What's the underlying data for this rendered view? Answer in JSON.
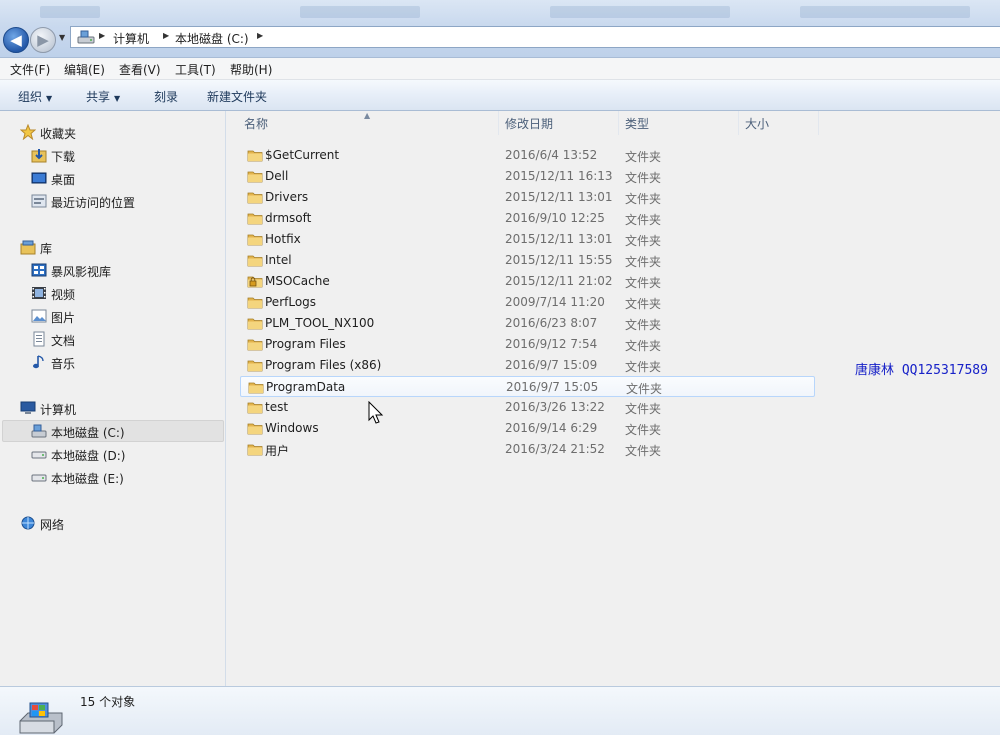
{
  "address": {
    "crumbs": [
      "计算机",
      "本地磁盘 (C:)"
    ]
  },
  "menu": [
    "文件(F)",
    "编辑(E)",
    "查看(V)",
    "工具(T)",
    "帮助(H)"
  ],
  "commands": [
    "组织",
    "共享",
    "刻录",
    "新建文件夹"
  ],
  "nav": {
    "favorites": {
      "label": "收藏夹",
      "items": [
        "下载",
        "桌面",
        "最近访问的位置"
      ]
    },
    "libraries": {
      "label": "库",
      "items": [
        "暴风影视库",
        "视频",
        "图片",
        "文档",
        "音乐"
      ]
    },
    "computer": {
      "label": "计算机",
      "items": [
        "本地磁盘 (C:)",
        "本地磁盘 (D:)",
        "本地磁盘 (E:)"
      ]
    },
    "network": {
      "label": "网络"
    }
  },
  "columns": [
    "名称",
    "修改日期",
    "类型",
    "大小"
  ],
  "files": [
    {
      "name": "$GetCurrent",
      "date": "2016/6/4 13:52",
      "type": "文件夹"
    },
    {
      "name": "Dell",
      "date": "2015/12/11 16:13",
      "type": "文件夹"
    },
    {
      "name": "Drivers",
      "date": "2015/12/11 13:01",
      "type": "文件夹"
    },
    {
      "name": "drmsoft",
      "date": "2016/9/10 12:25",
      "type": "文件夹"
    },
    {
      "name": "Hotfix",
      "date": "2015/12/11 13:01",
      "type": "文件夹"
    },
    {
      "name": "Intel",
      "date": "2015/12/11 15:55",
      "type": "文件夹"
    },
    {
      "name": "MSOCache",
      "date": "2015/12/11 21:02",
      "type": "文件夹"
    },
    {
      "name": "PerfLogs",
      "date": "2009/7/14 11:20",
      "type": "文件夹"
    },
    {
      "name": "PLM_TOOL_NX100",
      "date": "2016/6/23 8:07",
      "type": "文件夹"
    },
    {
      "name": "Program Files",
      "date": "2016/9/12 7:54",
      "type": "文件夹"
    },
    {
      "name": "Program Files (x86)",
      "date": "2016/9/7 15:09",
      "type": "文件夹"
    },
    {
      "name": "ProgramData",
      "date": "2016/9/7 15:05",
      "type": "文件夹"
    },
    {
      "name": "test",
      "date": "2016/3/26 13:22",
      "type": "文件夹"
    },
    {
      "name": "Windows",
      "date": "2016/9/14 6:29",
      "type": "文件夹"
    },
    {
      "name": "用户",
      "date": "2016/3/24 21:52",
      "type": "文件夹"
    }
  ],
  "watermark": "唐康林 QQ125317589",
  "status": {
    "count": "15 个对象"
  },
  "colors": {
    "accent": "#2458a8",
    "watermark": "#1822c8",
    "folder": "#e8c25a"
  }
}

= = =

Written exercise - Every entry must be reproduced exactly, with the images left out.

Result of the exercise -
What's the underlying data for this rendered view? Answer in JSON.
{
  "address": {
    "crumbs": [
      "计算机",
      "本地磁盘 (C:)"
    ]
  },
  "menu": [
    "文件(F)",
    "编辑(E)",
    "查看(V)",
    "工具(T)",
    "帮助(H)"
  ],
  "commands": [
    "组织",
    "共享",
    "刻录",
    "新建文件夹"
  ],
  "nav": {
    "favorites": {
      "label": "收藏夹",
      "items": [
        "下载",
        "桌面",
        "最近访问的位置"
      ]
    },
    "libraries": {
      "label": "库",
      "items": [
        "暴风影视库",
        "视频",
        "图片",
        "文档",
        "音乐"
      ]
    },
    "computer": {
      "label": "计算机",
      "items": [
        "本地磁盘 (C:)",
        "本地磁盘 (D:)",
        "本地磁盘 (E:)"
      ]
    },
    "network": {
      "label": "网络"
    }
  },
  "columns": [
    "名称",
    "修改日期",
    "类型",
    "大小"
  ],
  "files": [
    {
      "name": "$GetCurrent",
      "date": "2016/6/4 13:52",
      "type": "文件夹"
    },
    {
      "name": "Dell",
      "date": "2015/12/11 16:13",
      "type": "文件夹"
    },
    {
      "name": "Drivers",
      "date": "2015/12/11 13:01",
      "type": "文件夹"
    },
    {
      "name": "drmsoft",
      "date": "2016/9/10 12:25",
      "type": "文件夹"
    },
    {
      "name": "Hotfix",
      "date": "2015/12/11 13:01",
      "type": "文件夹"
    },
    {
      "name": "Intel",
      "date": "2015/12/11 15:55",
      "type": "文件夹"
    },
    {
      "name": "MSOCache",
      "date": "2015/12/11 21:02",
      "type": "文件夹"
    },
    {
      "name": "PerfLogs",
      "date": "2009/7/14 11:20",
      "type": "文件夹"
    },
    {
      "name": "PLM_TOOL_NX100",
      "date": "2016/6/23 8:07",
      "type": "文件夹"
    },
    {
      "name": "Program Files",
      "date": "2016/9/12 7:54",
      "type": "文件夹"
    },
    {
      "name": "Program Files (x86)",
      "date": "2016/9/7 15:09",
      "type": "文件夹"
    },
    {
      "name": "ProgramData",
      "date": "2016/9/7 15:05",
      "type": "文件夹"
    },
    {
      "name": "test",
      "date": "2016/3/26 13:22",
      "type": "文件夹"
    },
    {
      "name": "Windows",
      "date": "2016/9/14 6:29",
      "type": "文件夹"
    },
    {
      "name": "用户",
      "date": "2016/3/24 21:52",
      "type": "文件夹"
    }
  ],
  "watermark": "唐康林 QQ125317589",
  "status": {
    "count": "15 个对象"
  },
  "colors": {
    "accent": "#2458a8",
    "watermark": "#1822c8",
    "folder": "#e8c25a"
  }
}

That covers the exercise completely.